[A run of records]
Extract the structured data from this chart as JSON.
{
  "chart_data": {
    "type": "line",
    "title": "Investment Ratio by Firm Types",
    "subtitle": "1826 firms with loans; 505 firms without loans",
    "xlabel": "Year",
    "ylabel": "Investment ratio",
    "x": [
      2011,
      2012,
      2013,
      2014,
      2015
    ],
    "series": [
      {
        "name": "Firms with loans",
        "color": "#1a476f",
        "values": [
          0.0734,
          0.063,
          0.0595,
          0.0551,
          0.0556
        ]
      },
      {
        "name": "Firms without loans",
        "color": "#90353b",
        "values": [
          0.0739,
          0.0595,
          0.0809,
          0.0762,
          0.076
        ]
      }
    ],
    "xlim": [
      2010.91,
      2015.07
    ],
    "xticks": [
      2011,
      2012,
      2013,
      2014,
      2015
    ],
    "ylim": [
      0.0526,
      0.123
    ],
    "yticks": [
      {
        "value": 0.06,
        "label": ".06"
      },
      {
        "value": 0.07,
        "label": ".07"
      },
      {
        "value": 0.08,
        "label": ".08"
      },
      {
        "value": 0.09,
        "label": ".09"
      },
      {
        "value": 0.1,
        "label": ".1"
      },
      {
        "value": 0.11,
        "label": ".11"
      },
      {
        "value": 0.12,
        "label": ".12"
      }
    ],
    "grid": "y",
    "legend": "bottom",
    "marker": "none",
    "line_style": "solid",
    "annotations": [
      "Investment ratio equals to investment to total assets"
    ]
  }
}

*What is needed*. Exactly reproduce every line of the records.

*Answer to this task*.
Extract the structured data from this chart as JSON.
{
  "chart_data": {
    "type": "line",
    "title": "Investment Ratio by Firm Types",
    "subtitle": "1826 firms with loans; 505 firms without loans",
    "xlabel": "Year",
    "ylabel": "Investment ratio",
    "x": [
      2011,
      2012,
      2013,
      2014,
      2015
    ],
    "series": [
      {
        "name": "Firms with loans",
        "color": "#1a476f",
        "values": [
          0.0734,
          0.063,
          0.0595,
          0.0551,
          0.0556
        ]
      },
      {
        "name": "Firms without loans",
        "color": "#90353b",
        "values": [
          0.0739,
          0.0595,
          0.0809,
          0.0762,
          0.076
        ]
      }
    ],
    "xlim": [
      2010.91,
      2015.07
    ],
    "xticks": [
      2011,
      2012,
      2013,
      2014,
      2015
    ],
    "ylim": [
      0.0526,
      0.123
    ],
    "yticks": [
      {
        "value": 0.06,
        "label": ".06"
      },
      {
        "value": 0.07,
        "label": ".07"
      },
      {
        "value": 0.08,
        "label": ".08"
      },
      {
        "value": 0.09,
        "label": ".09"
      },
      {
        "value": 0.1,
        "label": ".1"
      },
      {
        "value": 0.11,
        "label": ".11"
      },
      {
        "value": 0.12,
        "label": ".12"
      }
    ],
    "grid": "y",
    "legend": "bottom",
    "marker": "none",
    "line_style": "solid",
    "annotations": [
      "Investment ratio equals to investment to total assets"
    ]
  }
}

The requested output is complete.